== What needs to be done ==
Reproduce the full listing that appears beneath this instruction exactly.

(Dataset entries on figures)
· · · ·

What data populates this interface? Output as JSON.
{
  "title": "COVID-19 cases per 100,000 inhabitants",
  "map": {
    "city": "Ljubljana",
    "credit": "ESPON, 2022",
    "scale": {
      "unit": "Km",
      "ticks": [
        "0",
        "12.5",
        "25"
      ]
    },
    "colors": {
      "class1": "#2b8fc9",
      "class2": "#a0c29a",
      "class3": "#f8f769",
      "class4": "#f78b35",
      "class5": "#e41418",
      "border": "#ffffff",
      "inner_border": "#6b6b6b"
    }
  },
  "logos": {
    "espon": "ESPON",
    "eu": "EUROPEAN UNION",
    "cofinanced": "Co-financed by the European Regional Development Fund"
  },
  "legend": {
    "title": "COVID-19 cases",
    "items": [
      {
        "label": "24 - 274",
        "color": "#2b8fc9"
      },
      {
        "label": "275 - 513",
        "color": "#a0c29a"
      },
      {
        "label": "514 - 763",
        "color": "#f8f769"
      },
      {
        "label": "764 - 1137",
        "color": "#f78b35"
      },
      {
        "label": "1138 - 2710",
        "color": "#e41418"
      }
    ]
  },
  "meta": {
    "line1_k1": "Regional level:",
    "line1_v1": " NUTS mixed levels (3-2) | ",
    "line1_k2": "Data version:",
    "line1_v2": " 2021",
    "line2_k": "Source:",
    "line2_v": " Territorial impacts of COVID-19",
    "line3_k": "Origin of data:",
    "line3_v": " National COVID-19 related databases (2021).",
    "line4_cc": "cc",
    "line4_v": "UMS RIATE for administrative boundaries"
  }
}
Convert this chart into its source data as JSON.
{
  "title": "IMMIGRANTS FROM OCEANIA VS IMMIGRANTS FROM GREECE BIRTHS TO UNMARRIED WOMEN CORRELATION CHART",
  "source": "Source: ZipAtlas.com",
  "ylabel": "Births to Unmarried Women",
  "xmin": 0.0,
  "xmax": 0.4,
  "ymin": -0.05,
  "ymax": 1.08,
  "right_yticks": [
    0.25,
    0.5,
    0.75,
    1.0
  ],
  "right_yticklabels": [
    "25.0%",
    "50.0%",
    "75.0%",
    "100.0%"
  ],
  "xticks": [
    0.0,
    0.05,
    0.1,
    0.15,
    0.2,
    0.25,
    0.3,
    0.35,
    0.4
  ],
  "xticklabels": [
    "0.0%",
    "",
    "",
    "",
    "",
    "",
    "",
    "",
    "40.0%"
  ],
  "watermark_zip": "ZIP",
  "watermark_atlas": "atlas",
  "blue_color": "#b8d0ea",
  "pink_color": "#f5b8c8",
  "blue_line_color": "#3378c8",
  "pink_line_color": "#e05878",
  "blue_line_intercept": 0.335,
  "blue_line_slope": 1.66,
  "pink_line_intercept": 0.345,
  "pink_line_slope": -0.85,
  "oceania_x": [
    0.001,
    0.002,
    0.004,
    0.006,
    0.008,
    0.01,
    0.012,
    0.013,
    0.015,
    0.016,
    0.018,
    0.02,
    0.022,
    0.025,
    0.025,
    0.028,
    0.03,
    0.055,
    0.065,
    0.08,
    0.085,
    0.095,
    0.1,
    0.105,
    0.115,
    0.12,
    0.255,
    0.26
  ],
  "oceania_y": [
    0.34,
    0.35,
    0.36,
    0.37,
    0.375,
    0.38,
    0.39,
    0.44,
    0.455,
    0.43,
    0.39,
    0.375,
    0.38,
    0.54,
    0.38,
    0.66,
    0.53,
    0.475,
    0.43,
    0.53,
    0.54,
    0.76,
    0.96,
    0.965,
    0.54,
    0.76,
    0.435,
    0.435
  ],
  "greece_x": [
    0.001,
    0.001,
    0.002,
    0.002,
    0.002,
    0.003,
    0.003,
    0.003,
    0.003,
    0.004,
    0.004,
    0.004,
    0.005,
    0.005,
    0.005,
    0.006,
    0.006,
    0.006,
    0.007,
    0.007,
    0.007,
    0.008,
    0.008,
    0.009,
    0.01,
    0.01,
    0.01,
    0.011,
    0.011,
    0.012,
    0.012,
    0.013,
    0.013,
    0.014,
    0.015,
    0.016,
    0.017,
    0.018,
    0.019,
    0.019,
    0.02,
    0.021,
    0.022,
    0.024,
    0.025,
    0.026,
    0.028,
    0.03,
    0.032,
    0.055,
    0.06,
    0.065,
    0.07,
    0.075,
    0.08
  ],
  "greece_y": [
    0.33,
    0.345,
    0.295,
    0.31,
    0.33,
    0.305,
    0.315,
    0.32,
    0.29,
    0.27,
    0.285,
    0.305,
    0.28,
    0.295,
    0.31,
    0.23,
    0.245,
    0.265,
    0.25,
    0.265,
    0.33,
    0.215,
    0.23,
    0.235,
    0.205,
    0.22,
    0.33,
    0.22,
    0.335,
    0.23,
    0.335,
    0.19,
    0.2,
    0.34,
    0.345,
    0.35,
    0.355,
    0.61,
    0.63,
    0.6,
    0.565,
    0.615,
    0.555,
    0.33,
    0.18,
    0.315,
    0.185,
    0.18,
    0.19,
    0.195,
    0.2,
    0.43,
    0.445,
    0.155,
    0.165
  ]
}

· · · ·

== Final result ==
What data populates this interface? Output as JSON.
{
  "title": "COVID-19 cases per 100,000 inhabitants",
  "map": {
    "city": "Ljubljana",
    "credit": "ESPON, 2022",
    "scale": {
      "unit": "Km",
      "ticks": [
        "0",
        "12.5",
        "25"
      ]
    },
    "colors": {
      "class1": "#2b8fc9",
      "class2": "#a0c29a",
      "class3": "#f8f769",
      "class4": "#f78b35",
      "class5": "#e41418",
      "border": "#ffffff",
      "inner_border": "#6b6b6b"
    }
  },
  "logos": {
    "espon": "ESPON",
    "eu": "EUROPEAN UNION",
    "cofinanced": "Co-financed by the European Regional Development Fund"
  },
  "legend": {
    "title": "COVID-19 cases",
    "items": [
      {
        "label": "24 - 274",
        "color": "#2b8fc9"
      },
      {
        "label": "275 - 513",
        "color": "#a0c29a"
      },
      {
        "label": "514 - 763",
        "color": "#f8f769"
      },
      {
        "label": "764 - 1137",
        "color": "#f78b35"
      },
      {
        "label": "1138 - 2710",
        "color": "#e41418"
      }
    ]
  },
  "meta": {
    "line1_k1": "Regional level:",
    "line1_v1": " NUTS mixed levels (3-2) | ",
    "line1_k2": "Data version:",
    "line1_v2": " 2021",
    "line2_k": "Source:",
    "line2_v": " Territorial impacts of COVID-19",
    "line3_k": "Origin of data:",
    "line3_v": " National COVID-19 related databases (2021).",
    "line4_cc": "cc",
    "line4_v": "UMS RIATE for administrative boundaries"
  }
}
Convert this chart into its source data as JSON.
{
  "title": "IMMIGRANTS FROM OCEANIA VS IMMIGRANTS FROM GREECE BIRTHS TO UNMARRIED WOMEN CORRELATION CHART",
  "source": "Source: ZipAtlas.com",
  "ylabel": "Births to Unmarried Women",
  "xmin": 0.0,
  "xmax": 0.4,
  "ymin": -0.05,
  "ymax": 1.08,
  "right_yticks": [
    0.25,
    0.5,
    0.75,
    1.0
  ],
  "right_yticklabels": [
    "25.0%",
    "50.0%",
    "75.0%",
    "100.0%"
  ],
  "xticks": [
    0.0,
    0.05,
    0.1,
    0.15,
    0.2,
    0.25,
    0.3,
    0.35,
    0.4
  ],
  "xticklabels": [
    "0.0%",
    "",
    "",
    "",
    "",
    "",
    "",
    "",
    "40.0%"
  ],
  "watermark_zip": "ZIP",
  "watermark_atlas": "atlas",
  "blue_color": "#b8d0ea",
  "pink_color": "#f5b8c8",
  "blue_line_color": "#3378c8",
  "pink_line_color": "#e05878",
  "blue_line_intercept": 0.335,
  "blue_line_slope": 1.66,
  "pink_line_intercept": 0.345,
  "pink_line_slope": -0.85,
  "oceania_x": [
    0.001,
    0.002,
    0.004,
    0.006,
    0.008,
    0.01,
    0.012,
    0.013,
    0.015,
    0.016,
    0.018,
    0.02,
    0.022,
    0.025,
    0.025,
    0.028,
    0.03,
    0.055,
    0.065,
    0.08,
    0.085,
    0.095,
    0.1,
    0.105,
    0.115,
    0.12,
    0.255,
    0.26
  ],
  "oceania_y": [
    0.34,
    0.35,
    0.36,
    0.37,
    0.375,
    0.38,
    0.39,
    0.44,
    0.455,
    0.43,
    0.39,
    0.375,
    0.38,
    0.54,
    0.38,
    0.66,
    0.53,
    0.475,
    0.43,
    0.53,
    0.54,
    0.76,
    0.96,
    0.965,
    0.54,
    0.76,
    0.435,
    0.435
  ],
  "greece_x": [
    0.001,
    0.001,
    0.002,
    0.002,
    0.002,
    0.003,
    0.003,
    0.003,
    0.003,
    0.004,
    0.004,
    0.004,
    0.005,
    0.005,
    0.005,
    0.006,
    0.006,
    0.006,
    0.007,
    0.007,
    0.007,
    0.008,
    0.008,
    0.009,
    0.01,
    0.01,
    0.01,
    0.011,
    0.011,
    0.012,
    0.012,
    0.013,
    0.013,
    0.014,
    0.015,
    0.016,
    0.017,
    0.018,
    0.019,
    0.019,
    0.02,
    0.021,
    0.022,
    0.024,
    0.025,
    0.026,
    0.028,
    0.03,
    0.032,
    0.055,
    0.06,
    0.065,
    0.07,
    0.075,
    0.08
  ],
  "greece_y": [
    0.33,
    0.345,
    0.295,
    0.31,
    0.33,
    0.305,
    0.315,
    0.32,
    0.29,
    0.27,
    0.285,
    0.305,
    0.28,
    0.295,
    0.31,
    0.23,
    0.245,
    0.265,
    0.25,
    0.265,
    0.33,
    0.215,
    0.23,
    0.235,
    0.205,
    0.22,
    0.33,
    0.22,
    0.335,
    0.23,
    0.335,
    0.19,
    0.2,
    0.34,
    0.345,
    0.35,
    0.355,
    0.61,
    0.63,
    0.6,
    0.565,
    0.615,
    0.555,
    0.33,
    0.18,
    0.315,
    0.185,
    0.18,
    0.19,
    0.195,
    0.2,
    0.43,
    0.445,
    0.155,
    0.165
  ]
}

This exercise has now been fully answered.